TASK DETAILS. Which lines hold the word "Number"? Show each of them.

<<<<

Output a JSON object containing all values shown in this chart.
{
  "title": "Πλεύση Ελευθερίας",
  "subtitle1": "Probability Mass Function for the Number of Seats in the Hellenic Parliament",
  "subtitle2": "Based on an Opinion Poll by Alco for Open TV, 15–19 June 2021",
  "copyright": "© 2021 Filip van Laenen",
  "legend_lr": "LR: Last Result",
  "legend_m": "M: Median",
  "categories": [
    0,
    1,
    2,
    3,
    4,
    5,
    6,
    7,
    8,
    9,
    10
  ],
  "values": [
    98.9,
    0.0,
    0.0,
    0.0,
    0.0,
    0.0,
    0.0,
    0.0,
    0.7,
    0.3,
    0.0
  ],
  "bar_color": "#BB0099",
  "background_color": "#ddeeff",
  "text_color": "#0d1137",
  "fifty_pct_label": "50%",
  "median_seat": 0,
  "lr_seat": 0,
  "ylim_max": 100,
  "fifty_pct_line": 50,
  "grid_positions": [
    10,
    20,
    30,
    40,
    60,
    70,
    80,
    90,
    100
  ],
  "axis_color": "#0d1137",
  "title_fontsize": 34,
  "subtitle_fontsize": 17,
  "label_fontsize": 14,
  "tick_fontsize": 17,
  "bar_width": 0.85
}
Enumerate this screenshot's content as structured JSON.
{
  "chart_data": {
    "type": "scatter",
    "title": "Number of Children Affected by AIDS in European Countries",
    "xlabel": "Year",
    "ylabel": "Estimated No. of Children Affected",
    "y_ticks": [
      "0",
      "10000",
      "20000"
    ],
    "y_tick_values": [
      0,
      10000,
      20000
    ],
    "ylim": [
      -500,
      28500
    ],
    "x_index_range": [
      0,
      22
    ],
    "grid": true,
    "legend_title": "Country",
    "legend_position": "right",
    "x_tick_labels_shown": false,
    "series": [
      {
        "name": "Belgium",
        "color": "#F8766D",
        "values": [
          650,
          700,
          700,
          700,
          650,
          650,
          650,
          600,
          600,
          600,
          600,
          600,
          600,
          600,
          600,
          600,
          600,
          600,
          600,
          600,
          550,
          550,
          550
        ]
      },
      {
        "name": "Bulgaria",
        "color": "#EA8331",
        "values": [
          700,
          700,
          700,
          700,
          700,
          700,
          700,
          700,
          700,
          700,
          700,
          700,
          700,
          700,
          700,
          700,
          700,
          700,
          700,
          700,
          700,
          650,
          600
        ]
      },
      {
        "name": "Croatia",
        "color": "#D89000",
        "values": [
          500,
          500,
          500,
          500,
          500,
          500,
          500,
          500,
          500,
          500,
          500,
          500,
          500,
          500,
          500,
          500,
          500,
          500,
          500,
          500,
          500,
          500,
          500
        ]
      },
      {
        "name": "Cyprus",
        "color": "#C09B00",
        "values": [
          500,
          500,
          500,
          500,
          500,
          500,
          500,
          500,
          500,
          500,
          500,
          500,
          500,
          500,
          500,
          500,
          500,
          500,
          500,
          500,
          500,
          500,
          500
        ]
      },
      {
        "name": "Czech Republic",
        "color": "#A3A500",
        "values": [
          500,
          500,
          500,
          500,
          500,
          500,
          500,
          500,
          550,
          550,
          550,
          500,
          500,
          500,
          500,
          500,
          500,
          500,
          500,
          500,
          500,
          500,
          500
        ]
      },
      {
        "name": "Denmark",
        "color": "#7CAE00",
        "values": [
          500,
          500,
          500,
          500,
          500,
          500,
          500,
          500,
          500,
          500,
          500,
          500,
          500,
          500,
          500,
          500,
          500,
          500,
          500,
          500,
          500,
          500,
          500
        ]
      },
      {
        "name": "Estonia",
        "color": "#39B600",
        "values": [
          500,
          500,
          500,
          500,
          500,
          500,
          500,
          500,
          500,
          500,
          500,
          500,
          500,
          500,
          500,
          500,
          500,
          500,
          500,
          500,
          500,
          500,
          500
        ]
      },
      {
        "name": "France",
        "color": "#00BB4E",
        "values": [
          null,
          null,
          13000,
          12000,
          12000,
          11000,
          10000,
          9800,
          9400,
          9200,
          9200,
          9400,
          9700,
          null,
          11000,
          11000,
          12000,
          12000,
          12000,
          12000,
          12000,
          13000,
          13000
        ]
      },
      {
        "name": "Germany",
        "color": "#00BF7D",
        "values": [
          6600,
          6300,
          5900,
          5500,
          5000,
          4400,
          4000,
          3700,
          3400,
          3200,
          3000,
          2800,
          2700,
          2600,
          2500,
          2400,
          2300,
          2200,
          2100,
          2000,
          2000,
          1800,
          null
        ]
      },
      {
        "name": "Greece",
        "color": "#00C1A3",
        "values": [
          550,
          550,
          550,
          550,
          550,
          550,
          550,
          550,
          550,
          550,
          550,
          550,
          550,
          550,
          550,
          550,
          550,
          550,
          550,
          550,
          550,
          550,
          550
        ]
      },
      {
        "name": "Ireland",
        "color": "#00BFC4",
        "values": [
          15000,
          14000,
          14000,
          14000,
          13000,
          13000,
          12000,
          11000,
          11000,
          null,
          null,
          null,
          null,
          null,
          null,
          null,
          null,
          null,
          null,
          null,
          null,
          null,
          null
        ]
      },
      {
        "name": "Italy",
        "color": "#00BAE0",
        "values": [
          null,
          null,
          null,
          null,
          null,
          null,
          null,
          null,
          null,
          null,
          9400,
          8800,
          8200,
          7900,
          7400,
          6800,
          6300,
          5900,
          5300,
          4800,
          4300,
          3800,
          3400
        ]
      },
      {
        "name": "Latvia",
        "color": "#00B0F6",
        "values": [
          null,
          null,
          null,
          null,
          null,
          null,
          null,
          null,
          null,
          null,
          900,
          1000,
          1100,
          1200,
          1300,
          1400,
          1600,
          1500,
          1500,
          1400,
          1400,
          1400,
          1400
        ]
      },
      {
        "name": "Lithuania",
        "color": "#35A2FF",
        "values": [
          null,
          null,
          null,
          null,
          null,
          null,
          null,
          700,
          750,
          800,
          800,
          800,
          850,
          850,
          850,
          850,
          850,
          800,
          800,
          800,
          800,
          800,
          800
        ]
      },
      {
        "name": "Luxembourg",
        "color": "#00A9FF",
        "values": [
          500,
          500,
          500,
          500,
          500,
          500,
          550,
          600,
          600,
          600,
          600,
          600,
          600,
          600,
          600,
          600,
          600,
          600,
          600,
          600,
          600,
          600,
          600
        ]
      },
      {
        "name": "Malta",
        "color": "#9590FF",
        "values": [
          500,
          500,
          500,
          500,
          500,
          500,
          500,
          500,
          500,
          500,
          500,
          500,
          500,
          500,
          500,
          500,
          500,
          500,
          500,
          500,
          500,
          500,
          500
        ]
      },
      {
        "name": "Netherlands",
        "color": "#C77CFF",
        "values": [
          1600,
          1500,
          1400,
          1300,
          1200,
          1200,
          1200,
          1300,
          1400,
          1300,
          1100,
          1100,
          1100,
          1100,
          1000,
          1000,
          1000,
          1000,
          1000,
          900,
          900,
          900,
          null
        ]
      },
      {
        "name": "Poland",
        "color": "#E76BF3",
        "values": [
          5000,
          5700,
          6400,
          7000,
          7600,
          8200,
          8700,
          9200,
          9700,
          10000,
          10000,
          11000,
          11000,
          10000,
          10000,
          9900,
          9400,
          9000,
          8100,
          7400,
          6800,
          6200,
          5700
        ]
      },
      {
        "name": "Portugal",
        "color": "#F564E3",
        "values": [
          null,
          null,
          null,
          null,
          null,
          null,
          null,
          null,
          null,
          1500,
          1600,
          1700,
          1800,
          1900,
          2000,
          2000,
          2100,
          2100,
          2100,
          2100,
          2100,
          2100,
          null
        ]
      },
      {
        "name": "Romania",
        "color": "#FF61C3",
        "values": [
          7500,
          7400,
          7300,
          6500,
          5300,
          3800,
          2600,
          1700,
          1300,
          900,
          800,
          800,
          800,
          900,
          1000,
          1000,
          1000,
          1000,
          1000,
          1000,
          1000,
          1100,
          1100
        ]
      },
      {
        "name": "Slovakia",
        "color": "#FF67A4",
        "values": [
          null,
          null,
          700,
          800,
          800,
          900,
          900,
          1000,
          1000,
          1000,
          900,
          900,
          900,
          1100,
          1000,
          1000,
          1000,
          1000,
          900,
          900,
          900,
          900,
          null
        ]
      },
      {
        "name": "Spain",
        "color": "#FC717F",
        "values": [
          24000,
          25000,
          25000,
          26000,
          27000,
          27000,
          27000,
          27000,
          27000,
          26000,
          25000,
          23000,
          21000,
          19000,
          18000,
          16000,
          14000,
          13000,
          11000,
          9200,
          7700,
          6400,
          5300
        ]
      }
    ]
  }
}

>>>>

TASK OUTPUT.
  "subtitle1": "Probability Mass Function for the Number of Seats in the Hellenic Parliament",
    "title": "Number of Children Affected by AIDS in European Countries",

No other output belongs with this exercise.